La Deuxième guerre mondiale à Drummondville, la peur …raconte-moi l’histoire par André Pelchat

La Deuxième guerre mondiale à Drummondville, la peur …raconte-moi l’histoire par André Pelchat
Photo : Rue Heriot Drummondville, 1943, Source : Société d’Histoire Drummond, C1-3.1d9

DRUMMONDVILLE

Lorsqu’en septembre 1939, le gouvernement canadien, dirigé par le libéral William Lyon Mackenzie King fit voter par le parlement la déclaration de guerre à l’Allemagne et l’entrée en guerre du Canada aux côtés de la Grande-Bretagne, de la France, de la Belgique et de la Pologne, le sentiment général au Québec était loin d’être unanime à cet égard. Le conseil municipal de Drummondville demanda même au député de Drummond-Arthabaska de refuser d’appuyer quelque mesure que ce soit impliquant une participation au conflit et le journal La Parole dénonce l’implication canadienne comme « injuste et presque criminelle » car elle réduirait le peuple « à la pauvreté et à la misère »[i]

De plus, les forces armées canadiennes n’étaient pas du tout prêtes à un conflit d’envergure : à Drummondville, la compagnie locale de l’armée de réserve, la 19th Field Co. Royal Canadian Engineers, n’existait que depuis un an et fut vite réparti dans la province pour garder des sites stratégiques. Des soldats furent déployés à Drummondville également pour surveiller les ponts et le manège militaire et, surtout, les installations de la Canadian Marconi qui étaient les seules au Canada à permettre les communications téléphoniques directes avec la Mère-Patrie britannique.

Néanmoins, le gouvernement fédéral prend vite des mesures pour accroître la capacité militaire du pays, ce qui inclut la loi des Mesures de Guerre, des hausses d’impôts et une taxe sur les « surplus de profit », le contrôle des prix, le tout supervisé par un ministère de la « Production et des approvisionnements ».

▶ ENTRÉES FOURNIES:
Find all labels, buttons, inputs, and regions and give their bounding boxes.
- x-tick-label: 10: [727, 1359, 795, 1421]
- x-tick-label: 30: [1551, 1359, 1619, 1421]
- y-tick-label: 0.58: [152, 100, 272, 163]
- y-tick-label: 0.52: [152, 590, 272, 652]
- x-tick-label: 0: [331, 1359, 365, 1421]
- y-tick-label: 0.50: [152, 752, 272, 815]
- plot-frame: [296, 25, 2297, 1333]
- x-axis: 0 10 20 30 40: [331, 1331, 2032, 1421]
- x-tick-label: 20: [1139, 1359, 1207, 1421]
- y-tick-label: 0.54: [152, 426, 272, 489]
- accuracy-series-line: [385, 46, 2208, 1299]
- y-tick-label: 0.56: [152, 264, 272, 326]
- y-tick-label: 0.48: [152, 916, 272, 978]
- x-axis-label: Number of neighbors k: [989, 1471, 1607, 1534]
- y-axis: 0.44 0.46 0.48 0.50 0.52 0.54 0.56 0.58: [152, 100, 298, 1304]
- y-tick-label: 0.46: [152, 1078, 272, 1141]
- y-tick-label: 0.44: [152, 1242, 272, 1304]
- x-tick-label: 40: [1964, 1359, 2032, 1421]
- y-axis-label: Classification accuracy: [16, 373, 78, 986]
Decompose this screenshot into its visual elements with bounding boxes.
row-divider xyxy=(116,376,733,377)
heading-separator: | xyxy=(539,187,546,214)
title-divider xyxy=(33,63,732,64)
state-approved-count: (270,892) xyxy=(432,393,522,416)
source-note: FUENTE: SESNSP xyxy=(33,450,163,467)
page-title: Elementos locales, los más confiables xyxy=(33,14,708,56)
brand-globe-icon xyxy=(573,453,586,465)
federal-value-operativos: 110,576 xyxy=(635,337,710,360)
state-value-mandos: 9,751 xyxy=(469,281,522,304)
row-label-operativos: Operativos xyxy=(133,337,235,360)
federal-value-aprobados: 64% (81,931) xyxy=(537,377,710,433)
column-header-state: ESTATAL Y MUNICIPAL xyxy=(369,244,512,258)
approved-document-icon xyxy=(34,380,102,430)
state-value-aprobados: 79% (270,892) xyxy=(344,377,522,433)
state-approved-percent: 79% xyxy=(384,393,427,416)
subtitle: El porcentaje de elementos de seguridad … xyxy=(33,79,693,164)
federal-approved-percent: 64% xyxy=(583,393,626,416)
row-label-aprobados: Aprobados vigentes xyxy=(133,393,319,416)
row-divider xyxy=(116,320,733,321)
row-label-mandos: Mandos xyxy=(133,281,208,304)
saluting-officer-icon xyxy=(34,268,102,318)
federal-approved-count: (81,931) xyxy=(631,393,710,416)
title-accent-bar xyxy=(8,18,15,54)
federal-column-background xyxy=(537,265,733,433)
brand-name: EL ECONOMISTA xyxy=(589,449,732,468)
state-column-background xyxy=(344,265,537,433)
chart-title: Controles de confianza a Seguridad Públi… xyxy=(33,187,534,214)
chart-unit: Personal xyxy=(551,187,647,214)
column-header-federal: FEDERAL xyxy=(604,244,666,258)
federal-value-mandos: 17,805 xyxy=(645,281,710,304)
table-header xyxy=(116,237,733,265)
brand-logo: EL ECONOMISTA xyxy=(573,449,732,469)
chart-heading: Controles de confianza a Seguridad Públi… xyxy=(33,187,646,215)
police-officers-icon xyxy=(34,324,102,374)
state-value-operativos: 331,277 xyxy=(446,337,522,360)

▶ LISTE DES TÂCHES:
(1) Dans le texte sur la Deuxième Guerre mondiale à Drummondville, pourquoi les soldats surveillaient-ils surtout les installations de la Canadian Marconi ? Répondez en une à trois phrases.
(2) Pouvez-vous poursuivre le texte sur la Deuxième Guerre mondiale à Drummondville après sa dernière phrase ?
Les entrées n'ont aucun rôle à jouer ici.

▶ RÉPONSES PAR TÂCHE:
(1) Les soldats surveillaient surtout ces installations parce qu'elles étaient les seules au Canada à permettre les communications téléphoniques directes avec la Mère-Patrie britannique.

(2)
Une fois la guerre engagée, les critiques se taisent rapidement. L’exemple du maire de Montréal Camilien Houde, emprisonné pour avoir parlé contre l’enrôlement volontaire, y est sans doute pour beaucoup, mais aussi le fait que les villes se mettent vite à se disputer les juteux contrats liés à l’effort de guerre. En fait, loin d’apporter la misère, la guerre engendrera des profits records pour les entreprises au Canada et mettra fin à la Grande dépression.

En 1940, la guerre prend une tournure inquiétante avec l’effondrement de la France et de la Belgique. La peur gagne ce qui reste du camp allié, c’est-à-dire essentiellement l’Empire britannique et le Commonwealth. L’invasion de la Grande-Bretagne par les Nazis semble imminente et on redoute des attaques sur le territoire canadien.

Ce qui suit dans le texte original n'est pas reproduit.